**Directions for this task:** Retype every entry exactly, character for character.

-- START OF Excerpted records --

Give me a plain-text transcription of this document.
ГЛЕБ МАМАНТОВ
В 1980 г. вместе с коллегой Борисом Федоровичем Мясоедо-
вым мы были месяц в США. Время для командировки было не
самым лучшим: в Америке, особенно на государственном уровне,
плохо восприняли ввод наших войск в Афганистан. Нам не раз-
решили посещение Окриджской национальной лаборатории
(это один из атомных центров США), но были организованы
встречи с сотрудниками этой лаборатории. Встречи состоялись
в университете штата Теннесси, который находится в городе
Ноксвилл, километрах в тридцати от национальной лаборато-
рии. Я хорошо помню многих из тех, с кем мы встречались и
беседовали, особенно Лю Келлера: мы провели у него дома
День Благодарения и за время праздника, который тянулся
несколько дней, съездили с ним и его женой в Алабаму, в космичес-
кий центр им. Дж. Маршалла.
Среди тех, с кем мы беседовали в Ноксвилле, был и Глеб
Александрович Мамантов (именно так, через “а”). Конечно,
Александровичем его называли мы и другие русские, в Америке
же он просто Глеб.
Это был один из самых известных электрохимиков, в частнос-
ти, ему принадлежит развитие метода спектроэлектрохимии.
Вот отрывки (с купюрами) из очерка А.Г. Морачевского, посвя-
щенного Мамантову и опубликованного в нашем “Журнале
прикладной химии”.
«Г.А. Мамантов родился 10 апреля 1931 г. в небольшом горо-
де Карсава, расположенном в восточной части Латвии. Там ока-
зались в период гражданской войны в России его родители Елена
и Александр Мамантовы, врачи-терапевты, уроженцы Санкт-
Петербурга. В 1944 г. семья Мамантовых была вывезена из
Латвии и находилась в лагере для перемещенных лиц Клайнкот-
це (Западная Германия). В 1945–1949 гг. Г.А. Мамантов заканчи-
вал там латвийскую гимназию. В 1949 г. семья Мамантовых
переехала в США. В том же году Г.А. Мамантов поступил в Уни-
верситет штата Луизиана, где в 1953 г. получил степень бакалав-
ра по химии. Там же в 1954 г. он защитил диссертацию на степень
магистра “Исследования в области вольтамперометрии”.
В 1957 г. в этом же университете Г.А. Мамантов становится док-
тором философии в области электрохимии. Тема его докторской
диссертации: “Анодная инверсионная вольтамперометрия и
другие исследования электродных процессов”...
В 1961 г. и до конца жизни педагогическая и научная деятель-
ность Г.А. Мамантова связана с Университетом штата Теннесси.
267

-- END OF Excerpted records --

**Expected answer:**
Give me a plain-text transcription of this document.
ГЛЕБ МАМАНТОВ
В 1980 г. вместе с коллегой Борисом Федоровичем Мясоедо-
вым мы были месяц в США. Время для командировки было не
самым лучшим: в Америке, особенно на государственном уровне,
плохо восприняли ввод наших войск в Афганистан. Нам не раз-
решили посещение Окриджской национальной лаборатории
(это один из атомных центров США), но были организованы
встречи с сотрудниками этой лаборатории. Встречи состоялись
в университете штата Теннесси, который находится в городе
Ноксвилл, километрах в тридцати от национальной лаборато-
рии. Я хорошо помню многих из тех, с кем мы встречались и
беседовали, особенно Лю Келлера: мы провели у него дома
День Благодарения и за время праздника, который тянулся
несколько дней, съездили с ним и его женой в Алабаму, в космичес-
кий центр им. Дж. Маршалла.
Среди тех, с кем мы беседовали в Ноксвилле, был и Глеб
Александрович Мамантов (именно так, через “а”). Конечно,
Александровичем его называли мы и другие русские, в Америке
же он просто Глеб.
Это был один из самых известных электрохимиков, в частнос-
ти, ему принадлежит развитие метода спектроэлектрохимии.
Вот отрывки (с купюрами) из очерка А.Г. Морачевского, посвя-
щенного Мамантову и опубликованного в нашем “Журнале
прикладной химии”.
«Г.А. Мамантов родился 10 апреля 1931 г. в небольшом горо-
де Карсава, расположенном в восточной части Латвии. Там ока-
зались в период гражданской войны в России его родители Елена
и Александр Мамантовы, врачи-терапевты, уроженцы Санкт-
Петербурга. В 1944 г. семья Мамантовых была вывезена из
Латвии и находилась в лагере для перемещенных лиц Клайнкот-
це (Западная Германия). В 1945–1949 гг. Г.А. Мамантов заканчи-
вал там латвийскую гимназию. В 1949 г. семья Мамантовых
переехала в США. В том же году Г.А. Мамантов поступил в Уни-
верситет штата Луизиана, где в 1953 г. получил степень бакалав-
ра по химии. Там же в 1954 г. он защитил диссертацию на степень
магистра “Исследования в области вольтамперометрии”.
В 1957 г. в этом же университете Г.А. Мамантов становится док-
тором философии в области электрохимии. Тема его докторской
диссертации: “Анодная инверсионная вольтамперометрия и
другие исследования электродных процессов”...
В 1961 г. и до конца жизни педагогическая и научная деятель-
ность Г.А. Мамантова связана с Университетом штата Теннесси.
267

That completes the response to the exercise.